*Entries*
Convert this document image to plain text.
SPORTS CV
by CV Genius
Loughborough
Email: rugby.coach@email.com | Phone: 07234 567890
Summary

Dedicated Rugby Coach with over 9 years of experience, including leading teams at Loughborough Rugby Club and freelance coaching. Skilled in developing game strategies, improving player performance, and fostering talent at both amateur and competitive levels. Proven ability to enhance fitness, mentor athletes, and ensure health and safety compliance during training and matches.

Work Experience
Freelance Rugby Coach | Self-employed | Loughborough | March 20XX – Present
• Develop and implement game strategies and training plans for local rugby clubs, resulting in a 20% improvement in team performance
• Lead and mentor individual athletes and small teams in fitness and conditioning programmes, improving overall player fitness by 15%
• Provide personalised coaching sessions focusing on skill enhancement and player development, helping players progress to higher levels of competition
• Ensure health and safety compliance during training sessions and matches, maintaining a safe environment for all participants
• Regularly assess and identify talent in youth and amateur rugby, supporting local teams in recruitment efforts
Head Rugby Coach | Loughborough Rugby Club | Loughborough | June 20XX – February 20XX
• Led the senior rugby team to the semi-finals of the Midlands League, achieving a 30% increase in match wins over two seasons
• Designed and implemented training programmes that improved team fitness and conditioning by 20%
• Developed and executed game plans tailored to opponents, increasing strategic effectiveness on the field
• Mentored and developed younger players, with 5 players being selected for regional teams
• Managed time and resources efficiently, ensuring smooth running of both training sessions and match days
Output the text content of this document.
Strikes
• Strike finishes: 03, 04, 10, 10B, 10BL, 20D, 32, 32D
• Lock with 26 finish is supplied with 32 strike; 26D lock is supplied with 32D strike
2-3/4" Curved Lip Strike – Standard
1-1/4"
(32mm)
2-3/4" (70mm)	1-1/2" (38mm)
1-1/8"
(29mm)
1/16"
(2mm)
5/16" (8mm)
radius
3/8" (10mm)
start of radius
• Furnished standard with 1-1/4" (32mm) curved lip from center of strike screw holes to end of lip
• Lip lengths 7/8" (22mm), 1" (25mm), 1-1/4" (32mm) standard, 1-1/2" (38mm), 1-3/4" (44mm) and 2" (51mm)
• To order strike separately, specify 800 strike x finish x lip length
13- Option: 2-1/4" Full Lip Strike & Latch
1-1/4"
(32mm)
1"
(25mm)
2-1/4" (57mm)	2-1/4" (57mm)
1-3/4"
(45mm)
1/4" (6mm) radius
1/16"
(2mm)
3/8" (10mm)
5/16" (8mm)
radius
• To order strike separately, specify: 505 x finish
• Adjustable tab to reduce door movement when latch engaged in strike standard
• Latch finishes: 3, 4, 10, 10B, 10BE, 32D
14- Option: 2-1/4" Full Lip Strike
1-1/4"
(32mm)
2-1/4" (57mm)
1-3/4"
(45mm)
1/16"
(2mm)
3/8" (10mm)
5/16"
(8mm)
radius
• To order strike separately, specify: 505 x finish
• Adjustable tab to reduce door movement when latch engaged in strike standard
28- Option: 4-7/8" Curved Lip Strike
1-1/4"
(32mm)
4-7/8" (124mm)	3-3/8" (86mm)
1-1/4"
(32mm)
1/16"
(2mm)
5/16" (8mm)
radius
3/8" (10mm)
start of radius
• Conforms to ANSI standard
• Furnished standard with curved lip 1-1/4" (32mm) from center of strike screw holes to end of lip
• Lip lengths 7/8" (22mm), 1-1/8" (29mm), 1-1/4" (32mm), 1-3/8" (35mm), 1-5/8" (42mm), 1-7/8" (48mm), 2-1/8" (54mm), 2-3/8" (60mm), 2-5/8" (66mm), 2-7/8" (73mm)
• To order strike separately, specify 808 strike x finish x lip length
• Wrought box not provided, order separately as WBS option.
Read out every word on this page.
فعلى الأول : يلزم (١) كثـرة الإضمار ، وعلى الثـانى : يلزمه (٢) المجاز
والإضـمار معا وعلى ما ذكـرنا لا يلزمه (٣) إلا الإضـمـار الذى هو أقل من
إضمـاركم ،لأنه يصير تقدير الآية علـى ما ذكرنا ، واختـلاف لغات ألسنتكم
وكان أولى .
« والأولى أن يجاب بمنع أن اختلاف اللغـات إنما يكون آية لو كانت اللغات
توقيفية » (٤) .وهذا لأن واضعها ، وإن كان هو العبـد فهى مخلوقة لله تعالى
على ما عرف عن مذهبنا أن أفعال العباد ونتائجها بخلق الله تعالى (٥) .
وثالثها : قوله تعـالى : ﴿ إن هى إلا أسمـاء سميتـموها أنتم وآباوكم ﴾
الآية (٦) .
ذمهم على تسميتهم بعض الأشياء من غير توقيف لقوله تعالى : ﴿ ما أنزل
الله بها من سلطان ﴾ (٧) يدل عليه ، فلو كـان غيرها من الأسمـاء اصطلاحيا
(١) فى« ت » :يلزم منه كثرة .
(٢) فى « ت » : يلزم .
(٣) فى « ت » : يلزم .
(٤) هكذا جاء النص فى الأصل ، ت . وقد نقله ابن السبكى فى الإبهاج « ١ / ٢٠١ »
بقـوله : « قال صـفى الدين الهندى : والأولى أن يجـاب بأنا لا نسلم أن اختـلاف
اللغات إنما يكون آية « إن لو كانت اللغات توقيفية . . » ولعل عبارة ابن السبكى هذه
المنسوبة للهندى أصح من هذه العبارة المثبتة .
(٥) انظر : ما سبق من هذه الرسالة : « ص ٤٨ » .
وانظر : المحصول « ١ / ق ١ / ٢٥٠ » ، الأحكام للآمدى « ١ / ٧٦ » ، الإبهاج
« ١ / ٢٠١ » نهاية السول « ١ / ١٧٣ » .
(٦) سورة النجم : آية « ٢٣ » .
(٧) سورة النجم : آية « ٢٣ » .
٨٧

*Written problem*
Output each entry precisely as given.

*Written answer*
Convert this document image to plain text.
SPORTS CV
by CV Genius
Loughborough
Email: rugby.coach@email.com | Phone: 07234 567890
Summary

Dedicated Rugby Coach with over 9 years of experience, including leading teams at Loughborough Rugby Club and freelance coaching. Skilled in developing game strategies, improving player performance, and fostering talent at both amateur and competitive levels. Proven ability to enhance fitness, mentor athletes, and ensure health and safety compliance during training and matches.

Work Experience
Freelance Rugby Coach | Self-employed | Loughborough | March 20XX – Present
• Develop and implement game strategies and training plans for local rugby clubs, resulting in a 20% improvement in team performance
• Lead and mentor individual athletes and small teams in fitness and conditioning programmes, improving overall player fitness by 15%
• Provide personalised coaching sessions focusing on skill enhancement and player development, helping players progress to higher levels of competition
• Ensure health and safety compliance during training sessions and matches, maintaining a safe environment for all participants
• Regularly assess and identify talent in youth and amateur rugby, supporting local teams in recruitment efforts
Head Rugby Coach | Loughborough Rugby Club | Loughborough | June 20XX – February 20XX
• Led the senior rugby team to the semi-finals of the Midlands League, achieving a 30% increase in match wins over two seasons
• Designed and implemented training programmes that improved team fitness and conditioning by 20%
• Developed and executed game plans tailored to opponents, increasing strategic effectiveness on the field
• Mentored and developed younger players, with 5 players being selected for regional teams
• Managed time and resources efficiently, ensuring smooth running of both training sessions and match days
Output the text content of this document.
Strikes
• Strike finishes: 03, 04, 10, 10B, 10BL, 20D, 32, 32D
• Lock with 26 finish is supplied with 32 strike; 26D lock is supplied with 32D strike
2-3/4" Curved Lip Strike – Standard
1-1/4"
(32mm)
2-3/4" (70mm)	1-1/2" (38mm)
1-1/8"
(29mm)
1/16"
(2mm)
5/16" (8mm)
radius
3/8" (10mm)
start of radius
• Furnished standard with 1-1/4" (32mm) curved lip from center of strike screw holes to end of lip
• Lip lengths 7/8" (22mm), 1" (25mm), 1-1/4" (32mm) standard, 1-1/2" (38mm), 1-3/4" (44mm) and 2" (51mm)
• To order strike separately, specify 800 strike x finish x lip length
13- Option: 2-1/4" Full Lip Strike & Latch
1-1/4"
(32mm)
1"
(25mm)
2-1/4" (57mm)	2-1/4" (57mm)
1-3/4"
(45mm)
1/4" (6mm) radius
1/16"
(2mm)
3/8" (10mm)
5/16" (8mm)
radius
• To order strike separately, specify: 505 x finish
• Adjustable tab to reduce door movement when latch engaged in strike standard
• Latch finishes: 3, 4, 10, 10B, 10BE, 32D
14- Option: 2-1/4" Full Lip Strike
1-1/4"
(32mm)
2-1/4" (57mm)
1-3/4"
(45mm)
1/16"
(2mm)
3/8" (10mm)
5/16"
(8mm)
radius
• To order strike separately, specify: 505 x finish
• Adjustable tab to reduce door movement when latch engaged in strike standard
28- Option: 4-7/8" Curved Lip Strike
1-1/4"
(32mm)
4-7/8" (124mm)	3-3/8" (86mm)
1-1/4"
(32mm)
1/16"
(2mm)
5/16" (8mm)
radius
3/8" (10mm)
start of radius
• Conforms to ANSI standard
• Furnished standard with curved lip 1-1/4" (32mm) from center of strike screw holes to end of lip
• Lip lengths 7/8" (22mm), 1-1/8" (29mm), 1-1/4" (32mm), 1-3/8" (35mm), 1-5/8" (42mm), 1-7/8" (48mm), 2-1/8" (54mm), 2-3/8" (60mm), 2-5/8" (66mm), 2-7/8" (73mm)
• To order strike separately, specify 808 strike x finish x lip length
• Wrought box not provided, order separately as WBS option.
Read out every word on this page.
فعلى الأول : يلزم (١) كثـرة الإضمار ، وعلى الثـانى : يلزمه (٢) المجاز
والإضـمار معا وعلى ما ذكـرنا لا يلزمه (٣) إلا الإضـمـار الذى هو أقل من
إضمـاركم ،لأنه يصير تقدير الآية علـى ما ذكرنا ، واختـلاف لغات ألسنتكم
وكان أولى .
« والأولى أن يجاب بمنع أن اختلاف اللغـات إنما يكون آية لو كانت اللغات
توقيفية » (٤) .وهذا لأن واضعها ، وإن كان هو العبـد فهى مخلوقة لله تعالى
على ما عرف عن مذهبنا أن أفعال العباد ونتائجها بخلق الله تعالى (٥) .
وثالثها : قوله تعـالى : ﴿ إن هى إلا أسمـاء سميتـموها أنتم وآباوكم ﴾
الآية (٦) .
ذمهم على تسميتهم بعض الأشياء من غير توقيف لقوله تعالى : ﴿ ما أنزل
الله بها من سلطان ﴾ (٧) يدل عليه ، فلو كـان غيرها من الأسمـاء اصطلاحيا
(١) فى« ت » :يلزم منه كثرة .
(٢) فى « ت » : يلزم .
(٣) فى « ت » : يلزم .
(٤) هكذا جاء النص فى الأصل ، ت . وقد نقله ابن السبكى فى الإبهاج « ١ / ٢٠١ »
بقـوله : « قال صـفى الدين الهندى : والأولى أن يجـاب بأنا لا نسلم أن اختـلاف
اللغات إنما يكون آية « إن لو كانت اللغات توقيفية . . » ولعل عبارة ابن السبكى هذه
المنسوبة للهندى أصح من هذه العبارة المثبتة .
(٥) انظر : ما سبق من هذه الرسالة : « ص ٤٨ » .
وانظر : المحصول « ١ / ق ١ / ٢٥٠ » ، الأحكام للآمدى « ١ / ٧٦ » ، الإبهاج
« ١ / ٢٠١ » نهاية السول « ١ / ١٧٣ » .
(٦) سورة النجم : آية « ٢٣ » .
(٧) سورة النجم : آية « ٢٣ » .
٨٧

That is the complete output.